Search the listing for the string "年抗疫斗争伟大实践再次证明" and copy every line that contains it.

[start of Excerpted records]

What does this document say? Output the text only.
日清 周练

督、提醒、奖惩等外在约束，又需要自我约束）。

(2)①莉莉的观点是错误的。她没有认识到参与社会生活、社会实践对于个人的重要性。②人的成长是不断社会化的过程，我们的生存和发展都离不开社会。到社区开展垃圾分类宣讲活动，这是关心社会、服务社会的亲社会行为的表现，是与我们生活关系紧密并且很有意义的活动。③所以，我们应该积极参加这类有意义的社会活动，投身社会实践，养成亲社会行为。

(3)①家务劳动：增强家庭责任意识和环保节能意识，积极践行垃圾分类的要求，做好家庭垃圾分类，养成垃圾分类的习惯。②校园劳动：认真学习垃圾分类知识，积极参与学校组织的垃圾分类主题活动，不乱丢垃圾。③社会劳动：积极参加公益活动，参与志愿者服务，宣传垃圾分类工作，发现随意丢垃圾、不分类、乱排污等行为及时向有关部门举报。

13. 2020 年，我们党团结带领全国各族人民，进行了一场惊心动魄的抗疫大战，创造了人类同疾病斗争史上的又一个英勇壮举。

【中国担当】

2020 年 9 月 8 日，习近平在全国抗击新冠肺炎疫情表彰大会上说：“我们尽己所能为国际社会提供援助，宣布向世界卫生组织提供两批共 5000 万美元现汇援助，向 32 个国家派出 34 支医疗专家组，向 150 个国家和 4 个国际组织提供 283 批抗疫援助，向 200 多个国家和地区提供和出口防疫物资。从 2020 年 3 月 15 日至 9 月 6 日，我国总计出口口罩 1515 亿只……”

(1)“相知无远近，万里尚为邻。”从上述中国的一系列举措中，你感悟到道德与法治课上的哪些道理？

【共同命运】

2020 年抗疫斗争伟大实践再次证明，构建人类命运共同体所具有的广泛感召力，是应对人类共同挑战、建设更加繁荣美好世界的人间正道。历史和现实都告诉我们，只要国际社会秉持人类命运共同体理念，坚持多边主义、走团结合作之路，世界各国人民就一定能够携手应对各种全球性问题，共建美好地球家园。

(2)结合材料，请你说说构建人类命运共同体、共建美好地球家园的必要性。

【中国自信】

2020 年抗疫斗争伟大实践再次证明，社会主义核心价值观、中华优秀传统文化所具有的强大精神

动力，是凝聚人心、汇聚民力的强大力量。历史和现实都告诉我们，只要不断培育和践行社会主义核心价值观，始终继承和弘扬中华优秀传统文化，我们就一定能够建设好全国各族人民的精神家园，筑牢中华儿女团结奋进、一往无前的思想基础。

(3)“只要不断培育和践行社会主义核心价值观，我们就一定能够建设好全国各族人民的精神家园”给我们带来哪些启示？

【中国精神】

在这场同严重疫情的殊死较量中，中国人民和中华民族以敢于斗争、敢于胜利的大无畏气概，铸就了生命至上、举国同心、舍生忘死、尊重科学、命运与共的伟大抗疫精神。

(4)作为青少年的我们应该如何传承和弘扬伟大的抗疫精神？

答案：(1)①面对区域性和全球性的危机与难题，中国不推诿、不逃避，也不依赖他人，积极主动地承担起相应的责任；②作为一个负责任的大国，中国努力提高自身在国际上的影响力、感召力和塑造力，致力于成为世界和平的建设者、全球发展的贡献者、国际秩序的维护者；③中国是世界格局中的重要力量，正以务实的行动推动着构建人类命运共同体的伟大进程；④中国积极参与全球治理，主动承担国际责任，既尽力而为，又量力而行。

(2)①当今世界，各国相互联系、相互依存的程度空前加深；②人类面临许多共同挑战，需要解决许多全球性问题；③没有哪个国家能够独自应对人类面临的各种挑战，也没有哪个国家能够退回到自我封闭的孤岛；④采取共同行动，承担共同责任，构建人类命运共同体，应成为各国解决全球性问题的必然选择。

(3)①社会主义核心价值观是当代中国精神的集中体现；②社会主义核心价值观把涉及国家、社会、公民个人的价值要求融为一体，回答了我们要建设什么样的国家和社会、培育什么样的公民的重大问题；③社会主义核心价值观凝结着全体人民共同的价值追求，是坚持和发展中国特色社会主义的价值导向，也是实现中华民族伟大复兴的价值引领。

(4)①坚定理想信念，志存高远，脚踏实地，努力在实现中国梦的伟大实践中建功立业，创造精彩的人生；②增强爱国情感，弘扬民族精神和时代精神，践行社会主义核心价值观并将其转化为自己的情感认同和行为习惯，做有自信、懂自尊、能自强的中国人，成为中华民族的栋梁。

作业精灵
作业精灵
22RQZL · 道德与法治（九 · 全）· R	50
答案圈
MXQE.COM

[end of Excerpted records]
[start of Excerpted records]

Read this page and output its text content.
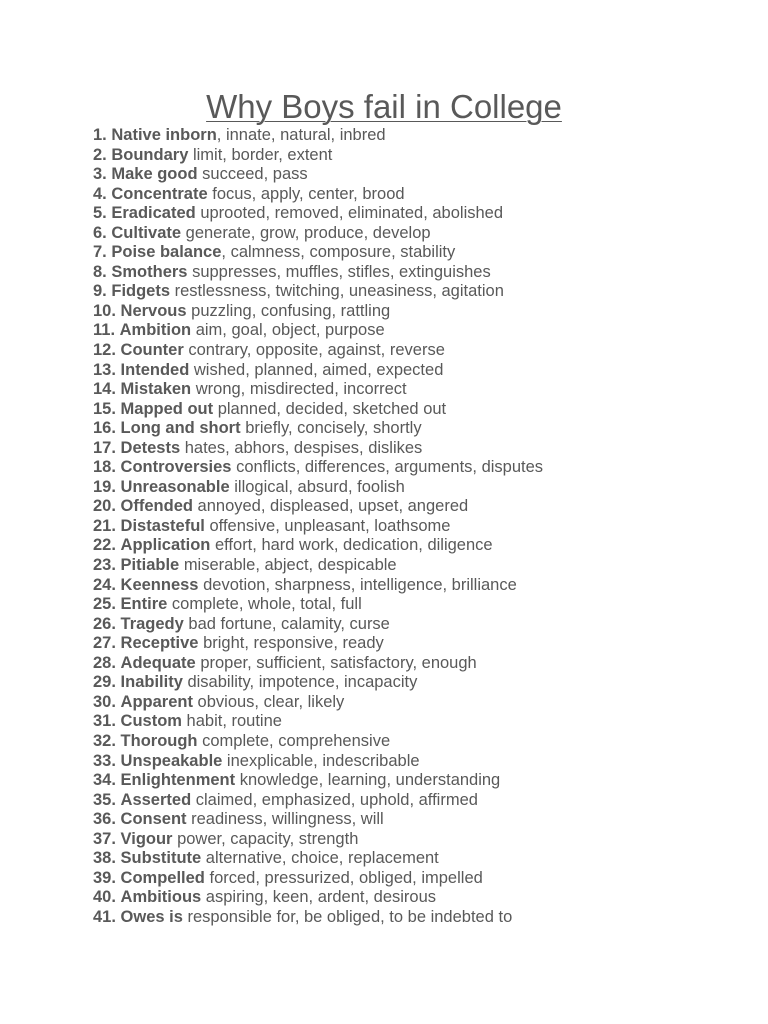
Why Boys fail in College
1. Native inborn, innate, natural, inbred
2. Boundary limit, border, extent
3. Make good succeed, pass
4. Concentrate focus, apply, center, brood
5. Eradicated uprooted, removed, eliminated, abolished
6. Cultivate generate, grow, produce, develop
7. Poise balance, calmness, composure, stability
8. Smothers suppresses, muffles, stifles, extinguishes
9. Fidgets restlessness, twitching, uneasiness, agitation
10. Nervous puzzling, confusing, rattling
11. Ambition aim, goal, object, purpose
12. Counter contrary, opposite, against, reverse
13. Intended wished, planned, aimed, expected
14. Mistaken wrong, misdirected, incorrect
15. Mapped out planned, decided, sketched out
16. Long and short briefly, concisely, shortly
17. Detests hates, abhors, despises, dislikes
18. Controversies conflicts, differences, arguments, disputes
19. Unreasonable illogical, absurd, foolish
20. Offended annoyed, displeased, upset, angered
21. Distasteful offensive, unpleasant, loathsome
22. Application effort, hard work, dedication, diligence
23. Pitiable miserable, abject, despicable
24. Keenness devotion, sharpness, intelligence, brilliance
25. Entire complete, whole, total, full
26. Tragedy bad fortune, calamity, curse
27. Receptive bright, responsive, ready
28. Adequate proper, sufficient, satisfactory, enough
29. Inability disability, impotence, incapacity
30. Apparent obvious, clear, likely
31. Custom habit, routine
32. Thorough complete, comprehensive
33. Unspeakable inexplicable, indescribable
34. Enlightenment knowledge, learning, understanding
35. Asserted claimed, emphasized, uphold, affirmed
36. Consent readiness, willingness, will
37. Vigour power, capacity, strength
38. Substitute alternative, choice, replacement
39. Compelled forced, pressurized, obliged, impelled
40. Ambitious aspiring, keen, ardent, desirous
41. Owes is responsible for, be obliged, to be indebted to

[end of Excerpted records]
[start of Excerpted records]

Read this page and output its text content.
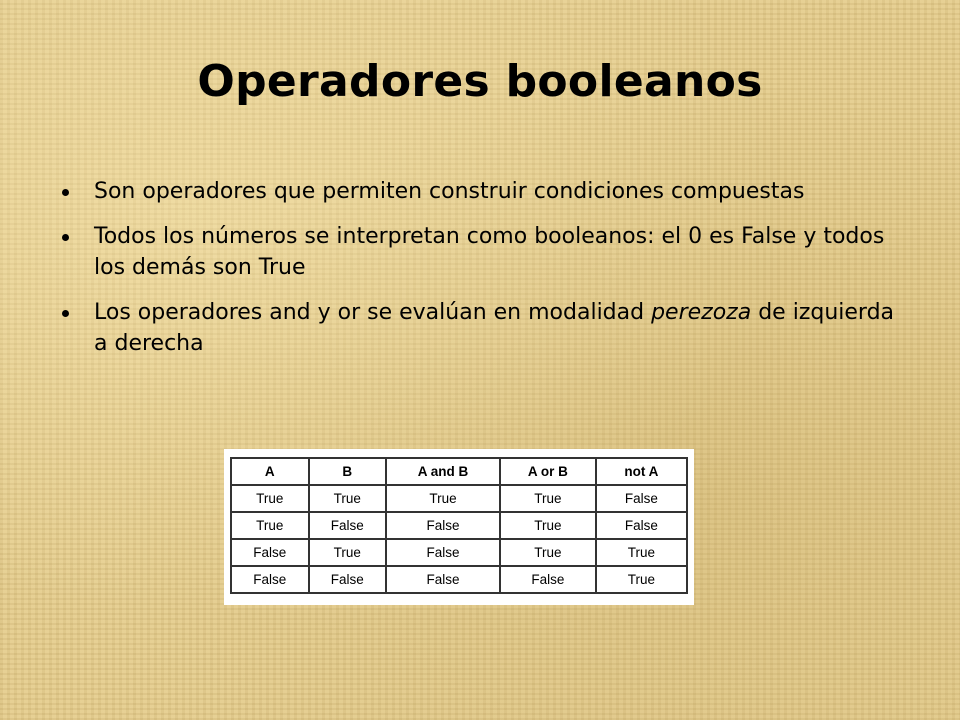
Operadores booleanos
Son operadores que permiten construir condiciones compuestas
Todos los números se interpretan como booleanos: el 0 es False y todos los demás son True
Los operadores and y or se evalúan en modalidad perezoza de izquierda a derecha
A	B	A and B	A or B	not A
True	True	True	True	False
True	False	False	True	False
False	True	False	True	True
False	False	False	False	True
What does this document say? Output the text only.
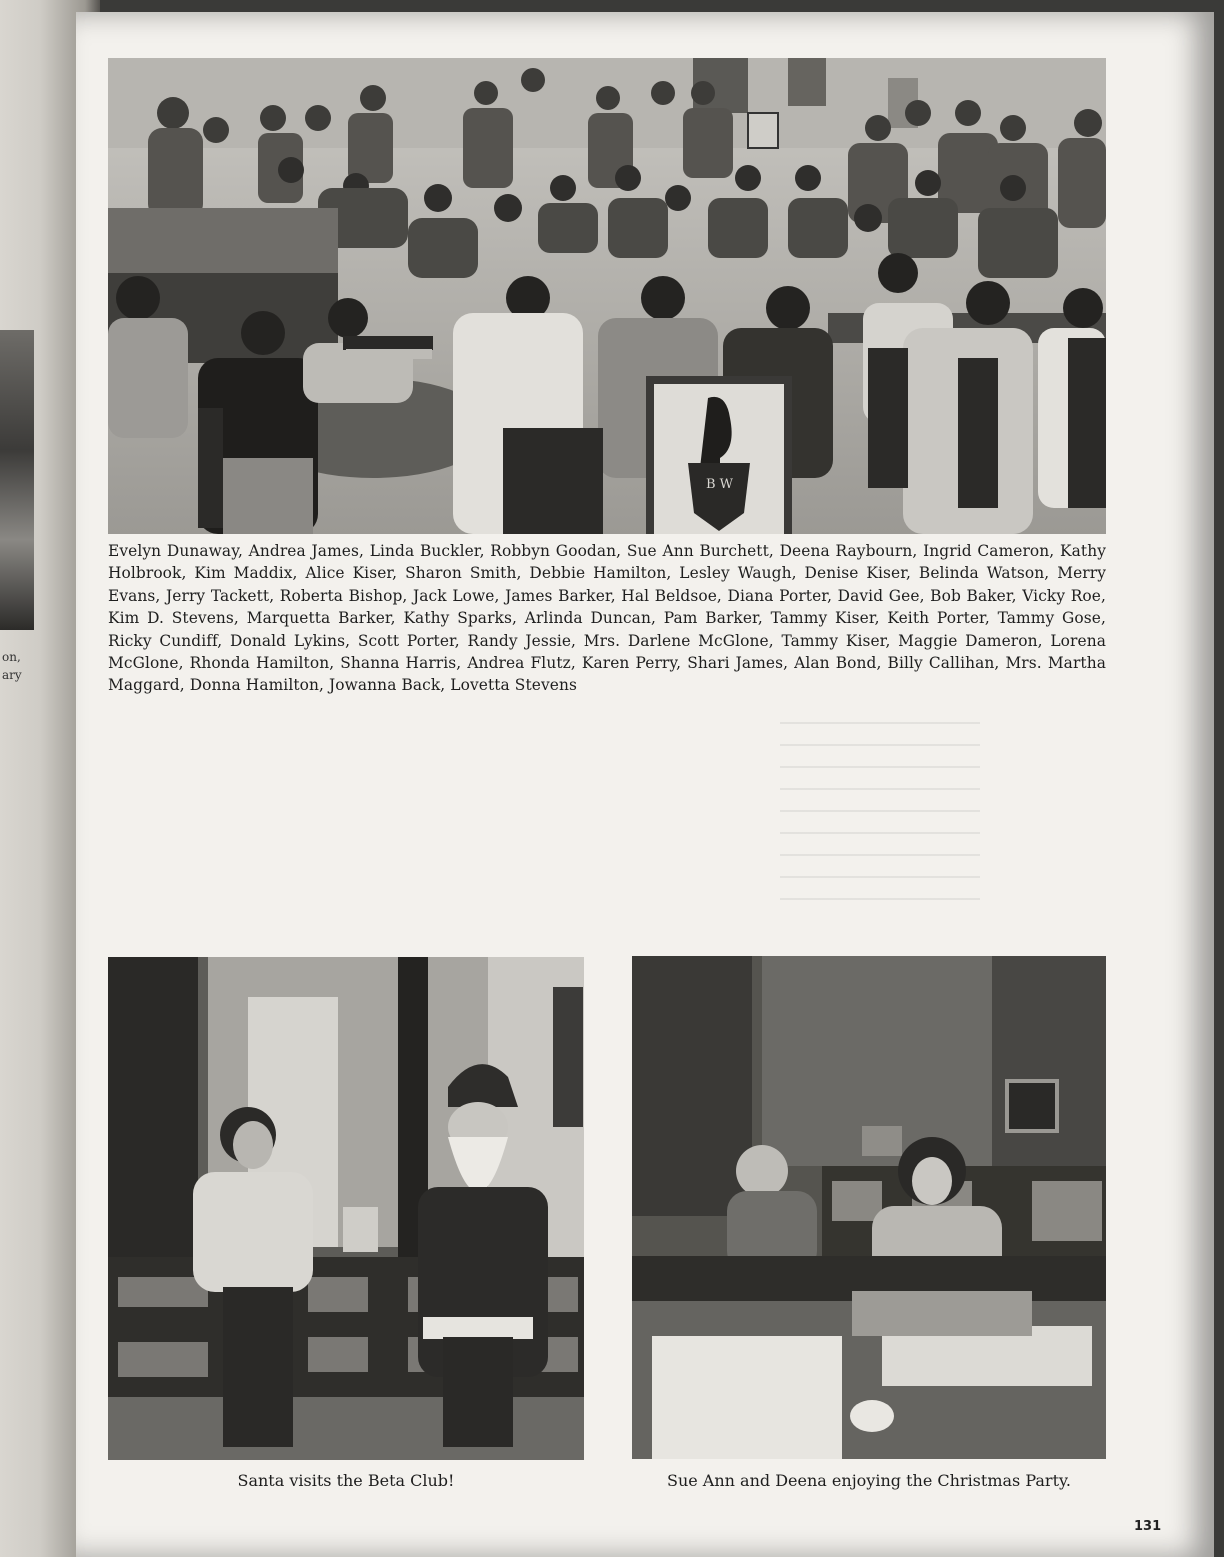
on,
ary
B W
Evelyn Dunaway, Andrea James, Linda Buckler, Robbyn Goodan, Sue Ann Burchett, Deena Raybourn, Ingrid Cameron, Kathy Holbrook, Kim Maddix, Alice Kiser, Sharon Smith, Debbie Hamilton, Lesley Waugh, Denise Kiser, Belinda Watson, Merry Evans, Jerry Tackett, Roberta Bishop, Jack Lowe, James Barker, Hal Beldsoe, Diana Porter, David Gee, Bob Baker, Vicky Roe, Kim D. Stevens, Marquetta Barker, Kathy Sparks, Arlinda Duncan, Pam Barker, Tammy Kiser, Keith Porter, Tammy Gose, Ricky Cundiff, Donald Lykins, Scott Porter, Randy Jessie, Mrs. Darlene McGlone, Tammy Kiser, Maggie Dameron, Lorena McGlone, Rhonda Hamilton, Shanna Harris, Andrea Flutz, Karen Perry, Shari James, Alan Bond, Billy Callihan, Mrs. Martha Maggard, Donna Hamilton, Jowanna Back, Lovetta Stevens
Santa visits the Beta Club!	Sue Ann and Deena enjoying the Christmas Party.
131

[end of Excerpted records]

:: Solution to this exercise ::
2020 年抗疫斗争伟大实践再次证明，构建人类命运共同体所具有的广泛感召力，是应对人类共同挑战、建设更加繁荣美好世界的人间正道。历史和现实都告诉我们，只要国际社会秉持人类命运共同体理念，坚持多边主义、走团结合作之路，世界各国人民就一定能够携手应对各种全球性问题，共建美好地球家园。
2020 年抗疫斗争伟大实践再次证明，社会主义核心价值观、中华优秀传统文化所具有的强大精神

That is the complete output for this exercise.